____ Information given

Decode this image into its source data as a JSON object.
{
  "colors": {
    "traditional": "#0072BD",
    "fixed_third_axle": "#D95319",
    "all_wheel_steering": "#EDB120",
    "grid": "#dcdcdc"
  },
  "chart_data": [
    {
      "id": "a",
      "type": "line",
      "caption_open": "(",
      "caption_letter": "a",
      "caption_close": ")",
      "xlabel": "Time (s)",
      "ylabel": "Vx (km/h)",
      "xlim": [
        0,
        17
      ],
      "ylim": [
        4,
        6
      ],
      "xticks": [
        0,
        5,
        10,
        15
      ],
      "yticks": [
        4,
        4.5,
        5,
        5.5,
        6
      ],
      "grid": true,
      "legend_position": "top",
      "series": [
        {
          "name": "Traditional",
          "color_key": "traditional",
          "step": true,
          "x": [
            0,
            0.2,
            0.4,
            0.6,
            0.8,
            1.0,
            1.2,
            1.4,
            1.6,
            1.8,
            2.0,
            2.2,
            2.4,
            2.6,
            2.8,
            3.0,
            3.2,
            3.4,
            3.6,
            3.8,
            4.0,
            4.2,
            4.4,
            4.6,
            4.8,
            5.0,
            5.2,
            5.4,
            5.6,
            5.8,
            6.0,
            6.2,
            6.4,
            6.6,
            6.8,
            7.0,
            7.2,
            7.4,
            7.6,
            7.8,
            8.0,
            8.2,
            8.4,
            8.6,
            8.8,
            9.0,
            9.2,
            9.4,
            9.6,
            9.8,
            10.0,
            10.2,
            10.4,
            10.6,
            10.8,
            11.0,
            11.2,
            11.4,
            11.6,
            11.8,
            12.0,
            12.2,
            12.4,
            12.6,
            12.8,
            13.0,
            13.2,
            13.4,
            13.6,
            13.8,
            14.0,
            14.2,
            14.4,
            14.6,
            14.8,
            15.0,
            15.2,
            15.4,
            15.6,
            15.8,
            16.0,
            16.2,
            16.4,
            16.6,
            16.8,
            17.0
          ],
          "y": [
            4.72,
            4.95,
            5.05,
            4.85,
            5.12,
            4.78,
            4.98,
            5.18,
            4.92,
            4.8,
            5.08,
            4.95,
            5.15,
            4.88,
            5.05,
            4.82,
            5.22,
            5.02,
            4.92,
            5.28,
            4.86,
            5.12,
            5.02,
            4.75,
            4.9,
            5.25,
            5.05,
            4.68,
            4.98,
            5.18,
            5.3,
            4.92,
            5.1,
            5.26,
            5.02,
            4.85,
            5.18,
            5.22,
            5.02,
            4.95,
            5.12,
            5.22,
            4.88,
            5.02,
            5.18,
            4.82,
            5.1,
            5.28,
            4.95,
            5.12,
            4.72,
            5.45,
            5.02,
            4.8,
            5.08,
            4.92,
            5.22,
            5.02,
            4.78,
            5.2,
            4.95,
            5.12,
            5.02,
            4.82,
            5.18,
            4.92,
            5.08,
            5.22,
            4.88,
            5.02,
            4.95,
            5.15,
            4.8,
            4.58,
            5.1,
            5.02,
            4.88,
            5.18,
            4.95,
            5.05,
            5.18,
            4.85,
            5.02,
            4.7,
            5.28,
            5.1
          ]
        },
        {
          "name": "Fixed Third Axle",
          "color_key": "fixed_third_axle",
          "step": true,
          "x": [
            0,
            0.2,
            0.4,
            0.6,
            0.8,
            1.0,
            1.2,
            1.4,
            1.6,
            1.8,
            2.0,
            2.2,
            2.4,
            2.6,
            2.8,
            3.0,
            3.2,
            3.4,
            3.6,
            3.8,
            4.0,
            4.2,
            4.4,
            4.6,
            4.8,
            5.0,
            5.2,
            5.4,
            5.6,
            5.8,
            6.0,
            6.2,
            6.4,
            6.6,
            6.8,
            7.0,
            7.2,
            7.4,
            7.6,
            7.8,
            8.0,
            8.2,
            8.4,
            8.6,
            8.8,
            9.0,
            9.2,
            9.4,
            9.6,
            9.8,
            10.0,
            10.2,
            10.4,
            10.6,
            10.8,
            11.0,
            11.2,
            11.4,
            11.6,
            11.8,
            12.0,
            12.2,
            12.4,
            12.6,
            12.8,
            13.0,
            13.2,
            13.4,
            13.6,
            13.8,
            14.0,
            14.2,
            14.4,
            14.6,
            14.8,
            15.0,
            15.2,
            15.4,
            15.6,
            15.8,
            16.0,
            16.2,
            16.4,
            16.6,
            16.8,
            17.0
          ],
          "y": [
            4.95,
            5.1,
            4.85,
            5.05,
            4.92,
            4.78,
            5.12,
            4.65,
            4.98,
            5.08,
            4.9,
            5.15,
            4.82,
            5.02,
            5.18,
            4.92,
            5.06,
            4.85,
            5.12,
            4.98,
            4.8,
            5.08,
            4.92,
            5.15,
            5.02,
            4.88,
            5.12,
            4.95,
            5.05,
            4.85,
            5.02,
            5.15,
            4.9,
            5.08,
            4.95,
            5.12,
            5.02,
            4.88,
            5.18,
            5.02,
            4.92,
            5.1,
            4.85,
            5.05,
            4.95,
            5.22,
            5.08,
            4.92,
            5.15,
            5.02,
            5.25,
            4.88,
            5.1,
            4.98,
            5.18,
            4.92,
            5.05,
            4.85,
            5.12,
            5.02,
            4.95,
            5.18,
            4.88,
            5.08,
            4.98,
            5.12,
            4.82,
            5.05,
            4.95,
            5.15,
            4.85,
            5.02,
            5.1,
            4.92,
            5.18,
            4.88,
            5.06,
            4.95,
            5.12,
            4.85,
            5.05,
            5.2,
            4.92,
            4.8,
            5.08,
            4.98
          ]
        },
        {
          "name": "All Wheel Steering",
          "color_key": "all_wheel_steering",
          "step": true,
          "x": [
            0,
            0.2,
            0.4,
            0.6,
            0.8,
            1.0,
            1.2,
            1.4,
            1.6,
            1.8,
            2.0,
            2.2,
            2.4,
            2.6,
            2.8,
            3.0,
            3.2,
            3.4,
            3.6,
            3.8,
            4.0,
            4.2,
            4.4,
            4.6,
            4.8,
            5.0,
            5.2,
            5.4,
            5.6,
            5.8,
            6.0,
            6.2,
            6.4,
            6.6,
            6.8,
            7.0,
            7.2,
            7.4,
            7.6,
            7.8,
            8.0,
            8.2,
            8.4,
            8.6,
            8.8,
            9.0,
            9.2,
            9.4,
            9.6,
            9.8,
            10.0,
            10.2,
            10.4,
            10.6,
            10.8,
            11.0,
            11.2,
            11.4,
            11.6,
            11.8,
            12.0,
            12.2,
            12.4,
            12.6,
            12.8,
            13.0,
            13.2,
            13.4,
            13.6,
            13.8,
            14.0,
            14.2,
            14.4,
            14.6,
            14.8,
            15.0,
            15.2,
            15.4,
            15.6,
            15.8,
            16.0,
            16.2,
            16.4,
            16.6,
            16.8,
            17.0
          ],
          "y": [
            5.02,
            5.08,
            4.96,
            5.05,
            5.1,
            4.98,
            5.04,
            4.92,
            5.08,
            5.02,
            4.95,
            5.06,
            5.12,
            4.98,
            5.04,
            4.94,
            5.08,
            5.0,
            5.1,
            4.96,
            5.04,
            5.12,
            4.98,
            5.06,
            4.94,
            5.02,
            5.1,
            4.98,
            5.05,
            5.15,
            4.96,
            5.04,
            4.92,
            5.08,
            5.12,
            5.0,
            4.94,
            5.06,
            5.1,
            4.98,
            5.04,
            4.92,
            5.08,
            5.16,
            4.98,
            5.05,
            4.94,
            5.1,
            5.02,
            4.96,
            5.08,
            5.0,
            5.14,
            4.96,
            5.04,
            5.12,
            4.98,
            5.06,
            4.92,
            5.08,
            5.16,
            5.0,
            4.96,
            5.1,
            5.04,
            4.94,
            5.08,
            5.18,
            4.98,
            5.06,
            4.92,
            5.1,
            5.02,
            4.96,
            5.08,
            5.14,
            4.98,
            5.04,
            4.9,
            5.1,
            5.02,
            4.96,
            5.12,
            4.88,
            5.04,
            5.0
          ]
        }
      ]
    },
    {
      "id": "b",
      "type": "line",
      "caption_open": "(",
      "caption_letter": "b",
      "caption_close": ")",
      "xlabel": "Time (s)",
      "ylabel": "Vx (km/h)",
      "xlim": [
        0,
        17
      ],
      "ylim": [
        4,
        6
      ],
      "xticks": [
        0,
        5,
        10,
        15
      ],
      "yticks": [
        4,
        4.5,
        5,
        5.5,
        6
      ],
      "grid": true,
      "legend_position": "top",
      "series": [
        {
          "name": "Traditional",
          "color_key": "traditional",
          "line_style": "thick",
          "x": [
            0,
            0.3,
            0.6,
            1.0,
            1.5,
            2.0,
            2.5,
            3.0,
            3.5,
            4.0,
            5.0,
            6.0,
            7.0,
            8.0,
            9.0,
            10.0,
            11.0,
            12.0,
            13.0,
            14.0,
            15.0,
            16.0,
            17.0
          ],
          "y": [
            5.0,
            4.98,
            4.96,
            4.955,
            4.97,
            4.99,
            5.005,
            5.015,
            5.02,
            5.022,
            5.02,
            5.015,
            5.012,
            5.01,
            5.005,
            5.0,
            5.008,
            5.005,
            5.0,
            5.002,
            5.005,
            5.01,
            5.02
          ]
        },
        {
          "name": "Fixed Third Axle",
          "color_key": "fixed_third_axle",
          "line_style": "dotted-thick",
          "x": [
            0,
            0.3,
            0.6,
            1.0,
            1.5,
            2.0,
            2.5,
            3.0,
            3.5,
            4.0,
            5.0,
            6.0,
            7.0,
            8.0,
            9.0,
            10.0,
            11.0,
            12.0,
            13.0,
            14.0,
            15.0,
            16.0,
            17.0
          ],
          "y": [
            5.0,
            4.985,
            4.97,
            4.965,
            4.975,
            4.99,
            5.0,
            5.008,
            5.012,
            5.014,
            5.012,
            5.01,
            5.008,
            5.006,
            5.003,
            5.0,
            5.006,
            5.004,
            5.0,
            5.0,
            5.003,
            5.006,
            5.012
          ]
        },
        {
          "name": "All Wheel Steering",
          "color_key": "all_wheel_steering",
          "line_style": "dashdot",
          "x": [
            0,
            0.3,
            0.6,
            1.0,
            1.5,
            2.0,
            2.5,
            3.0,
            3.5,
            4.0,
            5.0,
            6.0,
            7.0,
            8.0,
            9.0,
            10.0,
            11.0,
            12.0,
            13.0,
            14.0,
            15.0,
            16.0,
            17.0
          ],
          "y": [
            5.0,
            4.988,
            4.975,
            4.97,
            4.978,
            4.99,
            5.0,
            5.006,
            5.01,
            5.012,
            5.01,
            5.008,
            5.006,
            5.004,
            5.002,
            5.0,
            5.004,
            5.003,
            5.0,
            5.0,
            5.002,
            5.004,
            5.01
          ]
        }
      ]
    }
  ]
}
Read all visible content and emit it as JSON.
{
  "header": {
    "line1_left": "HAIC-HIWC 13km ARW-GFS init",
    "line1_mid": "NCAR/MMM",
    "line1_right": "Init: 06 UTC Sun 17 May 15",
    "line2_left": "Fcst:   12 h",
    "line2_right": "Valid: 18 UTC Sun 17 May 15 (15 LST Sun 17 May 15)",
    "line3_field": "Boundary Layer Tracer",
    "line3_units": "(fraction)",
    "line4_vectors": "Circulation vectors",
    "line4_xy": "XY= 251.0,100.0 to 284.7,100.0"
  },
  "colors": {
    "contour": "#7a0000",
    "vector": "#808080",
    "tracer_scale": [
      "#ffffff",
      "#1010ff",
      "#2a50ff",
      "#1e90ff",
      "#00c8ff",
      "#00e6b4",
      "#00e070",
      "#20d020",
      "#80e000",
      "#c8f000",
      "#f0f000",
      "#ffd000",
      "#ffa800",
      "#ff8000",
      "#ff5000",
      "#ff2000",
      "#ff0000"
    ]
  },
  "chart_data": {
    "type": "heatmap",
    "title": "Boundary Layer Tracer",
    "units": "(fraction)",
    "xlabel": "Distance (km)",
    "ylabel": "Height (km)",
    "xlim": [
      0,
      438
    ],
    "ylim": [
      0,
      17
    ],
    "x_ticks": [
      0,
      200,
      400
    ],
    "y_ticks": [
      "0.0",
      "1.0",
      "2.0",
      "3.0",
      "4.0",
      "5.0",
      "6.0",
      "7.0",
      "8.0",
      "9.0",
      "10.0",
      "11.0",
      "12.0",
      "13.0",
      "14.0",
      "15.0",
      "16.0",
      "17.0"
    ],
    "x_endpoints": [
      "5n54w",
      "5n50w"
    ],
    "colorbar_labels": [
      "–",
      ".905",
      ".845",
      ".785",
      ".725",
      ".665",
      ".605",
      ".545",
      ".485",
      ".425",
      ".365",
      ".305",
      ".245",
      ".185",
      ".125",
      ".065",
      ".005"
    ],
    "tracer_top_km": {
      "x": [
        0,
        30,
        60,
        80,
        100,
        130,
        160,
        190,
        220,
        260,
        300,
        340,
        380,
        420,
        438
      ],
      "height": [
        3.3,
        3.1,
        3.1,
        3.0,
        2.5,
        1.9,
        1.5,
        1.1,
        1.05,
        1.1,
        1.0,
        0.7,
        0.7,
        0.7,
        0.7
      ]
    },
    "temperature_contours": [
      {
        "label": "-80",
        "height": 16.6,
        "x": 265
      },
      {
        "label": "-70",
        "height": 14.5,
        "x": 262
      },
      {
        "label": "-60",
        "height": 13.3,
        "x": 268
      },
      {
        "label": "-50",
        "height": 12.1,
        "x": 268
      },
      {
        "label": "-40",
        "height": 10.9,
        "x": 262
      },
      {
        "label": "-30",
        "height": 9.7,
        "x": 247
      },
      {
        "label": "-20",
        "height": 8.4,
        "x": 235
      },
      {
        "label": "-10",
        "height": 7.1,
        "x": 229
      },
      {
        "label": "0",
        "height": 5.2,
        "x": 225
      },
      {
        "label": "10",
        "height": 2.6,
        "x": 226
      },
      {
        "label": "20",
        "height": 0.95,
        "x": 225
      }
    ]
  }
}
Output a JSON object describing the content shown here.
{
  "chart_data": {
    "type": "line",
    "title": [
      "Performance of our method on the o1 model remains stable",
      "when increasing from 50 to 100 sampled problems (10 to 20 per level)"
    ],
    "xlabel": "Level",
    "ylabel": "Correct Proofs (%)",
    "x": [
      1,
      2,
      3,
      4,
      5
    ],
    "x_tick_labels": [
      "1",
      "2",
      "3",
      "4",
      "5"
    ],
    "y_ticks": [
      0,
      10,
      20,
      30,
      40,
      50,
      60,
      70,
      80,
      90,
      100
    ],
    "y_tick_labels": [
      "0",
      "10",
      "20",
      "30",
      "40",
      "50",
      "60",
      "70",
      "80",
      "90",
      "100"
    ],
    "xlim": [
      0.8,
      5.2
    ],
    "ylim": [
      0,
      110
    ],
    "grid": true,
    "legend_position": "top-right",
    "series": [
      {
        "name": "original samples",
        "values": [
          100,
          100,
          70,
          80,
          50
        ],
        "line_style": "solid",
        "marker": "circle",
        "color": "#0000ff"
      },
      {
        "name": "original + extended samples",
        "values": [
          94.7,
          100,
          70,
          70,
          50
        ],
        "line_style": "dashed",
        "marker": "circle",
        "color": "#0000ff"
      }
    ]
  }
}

________

*What to do*. Would you give again, word for word, every line from the one with "Output a JSON" through the final line of the listing above?

*Correct result*.
Output a JSON object describing the content shown here.
{
  "chart_data": {
    "type": "line",
    "title": [
      "Performance of our method on the o1 model remains stable",
      "when increasing from 50 to 100 sampled problems (10 to 20 per level)"
    ],
    "xlabel": "Level",
    "ylabel": "Correct Proofs (%)",
    "x": [
      1,
      2,
      3,
      4,
      5
    ],
    "x_tick_labels": [
      "1",
      "2",
      "3",
      "4",
      "5"
    ],
    "y_ticks": [
      0,
      10,
      20,
      30,
      40,
      50,
      60,
      70,
      80,
      90,
      100
    ],
    "y_tick_labels": [
      "0",
      "10",
      "20",
      "30",
      "40",
      "50",
      "60",
      "70",
      "80",
      "90",
      "100"
    ],
    "xlim": [
      0.8,
      5.2
    ],
    "ylim": [
      0,
      110
    ],
    "grid": true,
    "legend_position": "top-right",
    "series": [
      {
        "name": "original samples",
        "values": [
          100,
          100,
          70,
          80,
          50
        ],
        "line_style": "solid",
        "marker": "circle",
        "color": "#0000ff"
      },
      {
        "name": "original + extended samples",
        "values": [
          94.7,
          100,
          70,
          70,
          50
        ],
        "line_style": "dashed",
        "marker": "circle",
        "color": "#0000ff"
      }
    ]
  }
}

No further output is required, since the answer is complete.